- [Problem] Word for word, restate every record.

[Saved entries]
^^^^^^^^^^^^^^^^

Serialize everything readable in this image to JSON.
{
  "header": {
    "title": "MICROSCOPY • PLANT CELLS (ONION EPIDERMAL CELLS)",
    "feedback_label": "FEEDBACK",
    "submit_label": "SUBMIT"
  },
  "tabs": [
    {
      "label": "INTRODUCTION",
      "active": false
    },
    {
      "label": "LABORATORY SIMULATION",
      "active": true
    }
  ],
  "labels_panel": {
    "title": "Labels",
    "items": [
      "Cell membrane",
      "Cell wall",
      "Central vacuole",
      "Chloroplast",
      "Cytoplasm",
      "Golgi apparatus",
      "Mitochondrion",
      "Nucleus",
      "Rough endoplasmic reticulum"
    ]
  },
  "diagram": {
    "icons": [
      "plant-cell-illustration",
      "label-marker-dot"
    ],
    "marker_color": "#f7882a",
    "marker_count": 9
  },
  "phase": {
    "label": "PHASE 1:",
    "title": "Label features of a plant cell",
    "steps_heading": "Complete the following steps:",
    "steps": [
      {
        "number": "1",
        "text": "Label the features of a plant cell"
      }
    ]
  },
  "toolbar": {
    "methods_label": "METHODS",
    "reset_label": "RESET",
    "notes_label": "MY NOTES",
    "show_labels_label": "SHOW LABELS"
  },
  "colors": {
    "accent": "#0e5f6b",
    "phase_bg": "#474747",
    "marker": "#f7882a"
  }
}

^^^^^^^^^^^^^^^^

- [Solved exercise]
Serialize everything readable in this image to JSON.
{
  "header": {
    "title": "MICROSCOPY • PLANT CELLS (ONION EPIDERMAL CELLS)",
    "feedback_label": "FEEDBACK",
    "submit_label": "SUBMIT"
  },
  "tabs": [
    {
      "label": "INTRODUCTION",
      "active": false
    },
    {
      "label": "LABORATORY SIMULATION",
      "active": true
    }
  ],
  "labels_panel": {
    "title": "Labels",
    "items": [
      "Cell membrane",
      "Cell wall",
      "Central vacuole",
      "Chloroplast",
      "Cytoplasm",
      "Golgi apparatus",
      "Mitochondrion",
      "Nucleus",
      "Rough endoplasmic reticulum"
    ]
  },
  "diagram": {
    "icons": [
      "plant-cell-illustration",
      "label-marker-dot"
    ],
    "marker_color": "#f7882a",
    "marker_count": 9
  },
  "phase": {
    "label": "PHASE 1:",
    "title": "Label features of a plant cell",
    "steps_heading": "Complete the following steps:",
    "steps": [
      {
        "number": "1",
        "text": "Label the features of a plant cell"
      }
    ]
  },
  "toolbar": {
    "methods_label": "METHODS",
    "reset_label": "RESET",
    "notes_label": "MY NOTES",
    "show_labels_label": "SHOW LABELS"
  },
  "colors": {
    "accent": "#0e5f6b",
    "phase_bg": "#474747",
    "marker": "#f7882a"
  }
}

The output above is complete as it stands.